WHAT TO PRODUCE:
Review the material line by line. Identify and copy every line that contains the string "label".

begin TASK DATA

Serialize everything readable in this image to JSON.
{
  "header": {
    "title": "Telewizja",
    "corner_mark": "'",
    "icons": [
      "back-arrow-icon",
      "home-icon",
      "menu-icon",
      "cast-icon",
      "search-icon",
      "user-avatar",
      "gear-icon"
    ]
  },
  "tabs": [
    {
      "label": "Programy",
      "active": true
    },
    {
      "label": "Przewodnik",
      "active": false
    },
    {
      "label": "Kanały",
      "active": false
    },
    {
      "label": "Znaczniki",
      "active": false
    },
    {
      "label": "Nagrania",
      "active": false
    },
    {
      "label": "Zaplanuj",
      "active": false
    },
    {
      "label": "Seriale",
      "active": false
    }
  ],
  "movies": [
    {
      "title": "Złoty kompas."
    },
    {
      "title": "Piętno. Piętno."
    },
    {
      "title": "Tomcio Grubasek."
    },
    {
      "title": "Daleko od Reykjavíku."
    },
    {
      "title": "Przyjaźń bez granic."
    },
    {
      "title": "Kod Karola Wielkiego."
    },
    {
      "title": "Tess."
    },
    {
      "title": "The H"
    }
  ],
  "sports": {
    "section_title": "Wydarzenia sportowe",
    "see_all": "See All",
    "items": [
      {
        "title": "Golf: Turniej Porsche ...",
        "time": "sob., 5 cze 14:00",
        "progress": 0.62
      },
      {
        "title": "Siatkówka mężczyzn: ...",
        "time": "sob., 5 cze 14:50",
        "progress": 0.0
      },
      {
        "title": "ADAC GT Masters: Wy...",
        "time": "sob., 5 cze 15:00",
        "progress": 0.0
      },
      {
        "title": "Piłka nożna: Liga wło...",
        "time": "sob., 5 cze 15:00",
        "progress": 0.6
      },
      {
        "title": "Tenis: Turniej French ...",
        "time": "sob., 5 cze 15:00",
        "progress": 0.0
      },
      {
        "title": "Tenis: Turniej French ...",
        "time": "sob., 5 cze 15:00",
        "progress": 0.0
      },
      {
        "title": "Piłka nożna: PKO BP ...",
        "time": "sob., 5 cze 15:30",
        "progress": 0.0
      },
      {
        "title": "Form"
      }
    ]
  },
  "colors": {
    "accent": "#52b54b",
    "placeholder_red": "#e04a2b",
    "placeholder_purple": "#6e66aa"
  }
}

end TASK DATA

OUTPUT BELOW:
      "label": "Programy",
      "label": "Przewodnik",
      "label": "Kanały",
      "label": "Znaczniki",
      "label": "Nagrania",
      "label": "Zaplanuj",
      "label": "Seriale",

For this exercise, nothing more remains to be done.